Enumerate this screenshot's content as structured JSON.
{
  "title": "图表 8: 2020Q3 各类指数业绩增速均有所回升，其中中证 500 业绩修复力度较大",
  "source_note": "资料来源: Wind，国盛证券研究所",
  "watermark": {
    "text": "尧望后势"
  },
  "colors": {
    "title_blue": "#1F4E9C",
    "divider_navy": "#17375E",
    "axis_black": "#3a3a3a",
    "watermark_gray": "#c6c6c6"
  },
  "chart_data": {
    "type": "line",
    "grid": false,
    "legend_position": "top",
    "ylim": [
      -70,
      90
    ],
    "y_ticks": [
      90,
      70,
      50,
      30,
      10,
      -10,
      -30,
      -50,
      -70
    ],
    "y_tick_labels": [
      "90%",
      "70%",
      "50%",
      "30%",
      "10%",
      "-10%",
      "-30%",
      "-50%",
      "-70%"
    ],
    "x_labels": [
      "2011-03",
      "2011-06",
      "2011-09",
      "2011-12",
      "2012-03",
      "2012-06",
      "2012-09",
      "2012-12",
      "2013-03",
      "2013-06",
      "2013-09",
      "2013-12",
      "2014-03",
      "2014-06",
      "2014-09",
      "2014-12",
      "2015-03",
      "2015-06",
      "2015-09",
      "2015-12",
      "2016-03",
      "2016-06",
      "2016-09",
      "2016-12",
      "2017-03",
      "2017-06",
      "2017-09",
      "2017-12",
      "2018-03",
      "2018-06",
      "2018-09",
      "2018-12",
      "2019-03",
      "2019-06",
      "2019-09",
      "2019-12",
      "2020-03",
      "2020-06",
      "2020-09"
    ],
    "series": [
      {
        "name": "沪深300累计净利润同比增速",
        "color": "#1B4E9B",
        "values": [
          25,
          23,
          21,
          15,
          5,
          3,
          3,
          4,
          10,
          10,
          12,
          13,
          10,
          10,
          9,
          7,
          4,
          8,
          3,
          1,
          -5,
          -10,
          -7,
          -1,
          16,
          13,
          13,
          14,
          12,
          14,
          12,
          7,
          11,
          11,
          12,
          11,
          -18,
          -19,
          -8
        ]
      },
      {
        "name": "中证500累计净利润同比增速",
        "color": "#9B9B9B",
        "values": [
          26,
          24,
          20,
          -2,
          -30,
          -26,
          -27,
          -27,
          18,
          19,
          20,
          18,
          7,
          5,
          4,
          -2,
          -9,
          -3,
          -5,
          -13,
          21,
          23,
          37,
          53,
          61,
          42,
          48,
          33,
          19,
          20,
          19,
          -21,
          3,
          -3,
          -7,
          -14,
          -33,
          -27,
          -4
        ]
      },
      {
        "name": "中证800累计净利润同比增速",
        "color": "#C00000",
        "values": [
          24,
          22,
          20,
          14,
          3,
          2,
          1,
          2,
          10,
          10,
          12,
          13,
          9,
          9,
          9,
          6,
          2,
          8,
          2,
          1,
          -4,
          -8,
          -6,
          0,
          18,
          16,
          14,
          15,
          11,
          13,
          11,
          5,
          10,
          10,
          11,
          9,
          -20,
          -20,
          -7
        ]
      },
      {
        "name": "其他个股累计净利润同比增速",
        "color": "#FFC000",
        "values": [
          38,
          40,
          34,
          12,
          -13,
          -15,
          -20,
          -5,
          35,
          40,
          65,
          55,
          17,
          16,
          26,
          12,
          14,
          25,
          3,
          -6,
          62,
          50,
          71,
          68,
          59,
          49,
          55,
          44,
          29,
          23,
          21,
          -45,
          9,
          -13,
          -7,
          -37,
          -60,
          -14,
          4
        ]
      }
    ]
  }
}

________________

Using the listing above, please repeat every entry exactly.

*REPLY TO THE EXERCISE*
Enumerate this screenshot's content as structured JSON.
{
  "title": "图表 8: 2020Q3 各类指数业绩增速均有所回升，其中中证 500 业绩修复力度较大",
  "source_note": "资料来源: Wind，国盛证券研究所",
  "watermark": {
    "text": "尧望后势"
  },
  "colors": {
    "title_blue": "#1F4E9C",
    "divider_navy": "#17375E",
    "axis_black": "#3a3a3a",
    "watermark_gray": "#c6c6c6"
  },
  "chart_data": {
    "type": "line",
    "grid": false,
    "legend_position": "top",
    "ylim": [
      -70,
      90
    ],
    "y_ticks": [
      90,
      70,
      50,
      30,
      10,
      -10,
      -30,
      -50,
      -70
    ],
    "y_tick_labels": [
      "90%",
      "70%",
      "50%",
      "30%",
      "10%",
      "-10%",
      "-30%",
      "-50%",
      "-70%"
    ],
    "x_labels": [
      "2011-03",
      "2011-06",
      "2011-09",
      "2011-12",
      "2012-03",
      "2012-06",
      "2012-09",
      "2012-12",
      "2013-03",
      "2013-06",
      "2013-09",
      "2013-12",
      "2014-03",
      "2014-06",
      "2014-09",
      "2014-12",
      "2015-03",
      "2015-06",
      "2015-09",
      "2015-12",
      "2016-03",
      "2016-06",
      "2016-09",
      "2016-12",
      "2017-03",
      "2017-06",
      "2017-09",
      "2017-12",
      "2018-03",
      "2018-06",
      "2018-09",
      "2018-12",
      "2019-03",
      "2019-06",
      "2019-09",
      "2019-12",
      "2020-03",
      "2020-06",
      "2020-09"
    ],
    "series": [
      {
        "name": "沪深300累计净利润同比增速",
        "color": "#1B4E9B",
        "values": [
          25,
          23,
          21,
          15,
          5,
          3,
          3,
          4,
          10,
          10,
          12,
          13,
          10,
          10,
          9,
          7,
          4,
          8,
          3,
          1,
          -5,
          -10,
          -7,
          -1,
          16,
          13,
          13,
          14,
          12,
          14,
          12,
          7,
          11,
          11,
          12,
          11,
          -18,
          -19,
          -8
        ]
      },
      {
        "name": "中证500累计净利润同比增速",
        "color": "#9B9B9B",
        "values": [
          26,
          24,
          20,
          -2,
          -30,
          -26,
          -27,
          -27,
          18,
          19,
          20,
          18,
          7,
          5,
          4,
          -2,
          -9,
          -3,
          -5,
          -13,
          21,
          23,
          37,
          53,
          61,
          42,
          48,
          33,
          19,
          20,
          19,
          -21,
          3,
          -3,
          -7,
          -14,
          -33,
          -27,
          -4
        ]
      },
      {
        "name": "中证800累计净利润同比增速",
        "color": "#C00000",
        "values": [
          24,
          22,
          20,
          14,
          3,
          2,
          1,
          2,
          10,
          10,
          12,
          13,
          9,
          9,
          9,
          6,
          2,
          8,
          2,
          1,
          -4,
          -8,
          -6,
          0,
          18,
          16,
          14,
          15,
          11,
          13,
          11,
          5,
          10,
          10,
          11,
          9,
          -20,
          -20,
          -7
        ]
      },
      {
        "name": "其他个股累计净利润同比增速",
        "color": "#FFC000",
        "values": [
          38,
          40,
          34,
          12,
          -13,
          -15,
          -20,
          -5,
          35,
          40,
          65,
          55,
          17,
          16,
          26,
          12,
          14,
          25,
          3,
          -6,
          62,
          50,
          71,
          68,
          59,
          49,
          55,
          44,
          29,
          23,
          21,
          -45,
          9,
          -13,
          -7,
          -37,
          -60,
          -14,
          4
        ]
      }
    ]
  }
}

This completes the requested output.